*Stated goal*:
Look for "this" in each line of the entries, and return the matching lines.

____ Recorded information

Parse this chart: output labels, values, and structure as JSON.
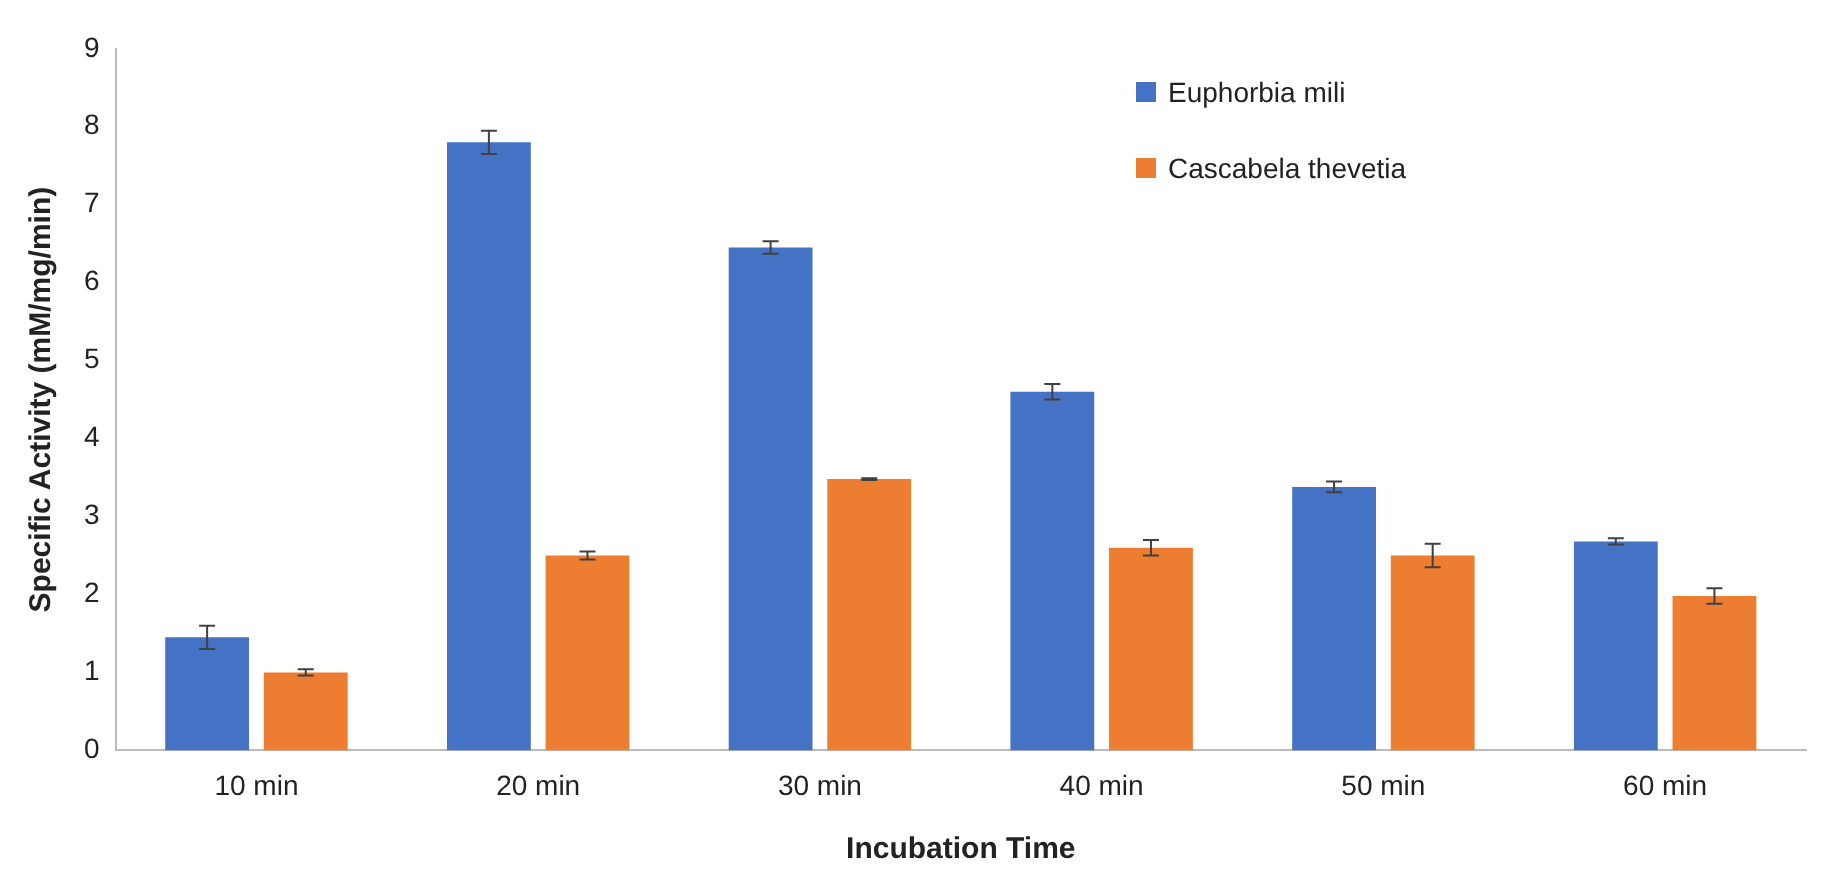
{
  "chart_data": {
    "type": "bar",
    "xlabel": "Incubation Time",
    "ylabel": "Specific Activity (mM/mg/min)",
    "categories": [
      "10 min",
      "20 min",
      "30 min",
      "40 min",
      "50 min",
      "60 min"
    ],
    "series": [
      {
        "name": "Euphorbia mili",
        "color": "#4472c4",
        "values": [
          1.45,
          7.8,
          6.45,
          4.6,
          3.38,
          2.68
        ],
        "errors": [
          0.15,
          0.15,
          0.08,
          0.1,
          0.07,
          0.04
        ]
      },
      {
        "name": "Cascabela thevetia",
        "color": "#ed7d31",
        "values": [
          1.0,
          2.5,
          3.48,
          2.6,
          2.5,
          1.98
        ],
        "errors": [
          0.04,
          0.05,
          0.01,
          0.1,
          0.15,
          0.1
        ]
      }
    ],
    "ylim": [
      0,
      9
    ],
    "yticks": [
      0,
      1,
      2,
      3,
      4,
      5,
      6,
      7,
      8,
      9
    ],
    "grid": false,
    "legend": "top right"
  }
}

________
____ Recorded information

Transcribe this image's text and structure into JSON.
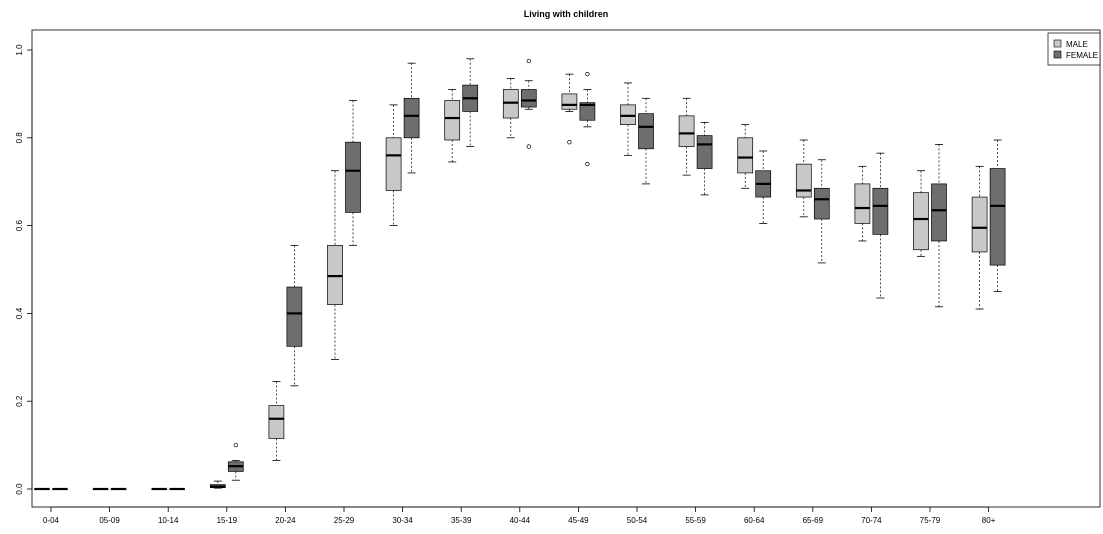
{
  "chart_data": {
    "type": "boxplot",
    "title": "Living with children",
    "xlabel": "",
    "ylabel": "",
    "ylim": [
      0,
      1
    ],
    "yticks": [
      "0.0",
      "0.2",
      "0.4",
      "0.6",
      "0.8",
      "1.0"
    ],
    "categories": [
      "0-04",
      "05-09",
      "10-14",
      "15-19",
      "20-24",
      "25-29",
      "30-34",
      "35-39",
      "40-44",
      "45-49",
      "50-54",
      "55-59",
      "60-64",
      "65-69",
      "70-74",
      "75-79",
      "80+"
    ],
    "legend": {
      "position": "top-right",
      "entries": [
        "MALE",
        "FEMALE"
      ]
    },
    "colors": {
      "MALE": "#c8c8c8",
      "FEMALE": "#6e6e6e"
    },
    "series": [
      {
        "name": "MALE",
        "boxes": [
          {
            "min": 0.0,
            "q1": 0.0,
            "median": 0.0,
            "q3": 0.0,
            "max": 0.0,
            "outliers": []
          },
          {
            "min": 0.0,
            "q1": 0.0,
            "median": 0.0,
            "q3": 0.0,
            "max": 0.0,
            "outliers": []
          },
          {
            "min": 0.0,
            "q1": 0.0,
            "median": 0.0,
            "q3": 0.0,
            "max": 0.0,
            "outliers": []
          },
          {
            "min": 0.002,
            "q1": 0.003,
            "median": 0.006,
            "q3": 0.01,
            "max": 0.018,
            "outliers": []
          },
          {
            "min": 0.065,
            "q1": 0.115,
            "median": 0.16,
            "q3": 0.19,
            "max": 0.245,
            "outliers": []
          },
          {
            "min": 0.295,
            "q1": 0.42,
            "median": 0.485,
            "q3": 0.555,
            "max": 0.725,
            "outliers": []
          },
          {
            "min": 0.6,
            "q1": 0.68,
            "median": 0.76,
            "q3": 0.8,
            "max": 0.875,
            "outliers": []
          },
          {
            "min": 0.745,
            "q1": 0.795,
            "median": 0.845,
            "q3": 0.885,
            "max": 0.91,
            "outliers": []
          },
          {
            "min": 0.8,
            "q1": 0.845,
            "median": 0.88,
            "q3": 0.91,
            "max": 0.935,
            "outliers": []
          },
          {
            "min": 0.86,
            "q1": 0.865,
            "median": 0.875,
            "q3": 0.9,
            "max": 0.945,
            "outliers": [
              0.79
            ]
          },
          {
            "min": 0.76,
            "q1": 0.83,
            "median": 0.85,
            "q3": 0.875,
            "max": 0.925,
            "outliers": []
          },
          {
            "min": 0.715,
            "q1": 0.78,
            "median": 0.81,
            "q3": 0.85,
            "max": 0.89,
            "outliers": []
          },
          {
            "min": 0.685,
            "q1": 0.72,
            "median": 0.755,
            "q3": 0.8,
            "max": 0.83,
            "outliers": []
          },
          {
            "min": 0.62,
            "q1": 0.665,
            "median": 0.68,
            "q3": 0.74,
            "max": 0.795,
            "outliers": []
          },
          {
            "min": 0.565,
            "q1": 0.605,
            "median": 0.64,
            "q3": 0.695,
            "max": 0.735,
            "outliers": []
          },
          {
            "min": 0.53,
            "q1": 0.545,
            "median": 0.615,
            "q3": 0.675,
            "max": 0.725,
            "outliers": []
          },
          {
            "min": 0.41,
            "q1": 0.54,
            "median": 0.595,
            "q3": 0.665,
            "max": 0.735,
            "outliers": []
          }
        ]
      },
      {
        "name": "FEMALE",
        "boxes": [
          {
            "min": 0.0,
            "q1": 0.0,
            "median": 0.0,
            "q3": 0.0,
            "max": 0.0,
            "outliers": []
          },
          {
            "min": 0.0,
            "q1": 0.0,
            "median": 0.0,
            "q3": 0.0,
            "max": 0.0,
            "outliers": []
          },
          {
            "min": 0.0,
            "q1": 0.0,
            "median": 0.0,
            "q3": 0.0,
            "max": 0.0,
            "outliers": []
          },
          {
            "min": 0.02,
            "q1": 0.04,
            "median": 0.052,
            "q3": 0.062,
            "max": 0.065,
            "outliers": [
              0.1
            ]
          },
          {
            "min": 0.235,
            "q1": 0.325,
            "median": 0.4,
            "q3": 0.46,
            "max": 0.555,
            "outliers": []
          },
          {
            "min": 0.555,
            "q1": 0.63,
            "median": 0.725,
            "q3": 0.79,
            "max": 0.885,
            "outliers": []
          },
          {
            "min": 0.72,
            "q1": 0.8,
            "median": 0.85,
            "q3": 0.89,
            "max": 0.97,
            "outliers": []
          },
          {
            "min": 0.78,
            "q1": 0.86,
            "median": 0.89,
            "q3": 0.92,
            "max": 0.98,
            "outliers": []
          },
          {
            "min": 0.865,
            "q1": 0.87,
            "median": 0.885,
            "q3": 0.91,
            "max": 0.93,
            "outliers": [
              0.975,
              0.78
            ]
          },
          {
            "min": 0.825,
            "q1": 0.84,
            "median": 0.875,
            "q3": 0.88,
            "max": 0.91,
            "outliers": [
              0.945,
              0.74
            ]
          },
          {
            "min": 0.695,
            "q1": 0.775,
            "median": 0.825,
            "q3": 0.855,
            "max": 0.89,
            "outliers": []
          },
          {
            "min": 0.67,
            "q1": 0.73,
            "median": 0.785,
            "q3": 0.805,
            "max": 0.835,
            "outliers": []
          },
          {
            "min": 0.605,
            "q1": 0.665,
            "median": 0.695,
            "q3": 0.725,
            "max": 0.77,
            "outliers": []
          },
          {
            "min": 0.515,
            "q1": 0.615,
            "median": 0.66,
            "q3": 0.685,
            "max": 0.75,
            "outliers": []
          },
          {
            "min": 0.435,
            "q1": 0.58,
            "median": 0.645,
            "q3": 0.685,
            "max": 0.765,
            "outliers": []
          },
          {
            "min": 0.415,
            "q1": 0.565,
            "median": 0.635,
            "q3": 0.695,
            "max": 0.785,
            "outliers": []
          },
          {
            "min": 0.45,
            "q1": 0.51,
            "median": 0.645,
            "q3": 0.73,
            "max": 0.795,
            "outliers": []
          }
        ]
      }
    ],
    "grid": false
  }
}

________

*Reply to the exercise*:
Parse this chart: output labels, values, and structure as JSON.
Transcribe this image's text and structure into JSON.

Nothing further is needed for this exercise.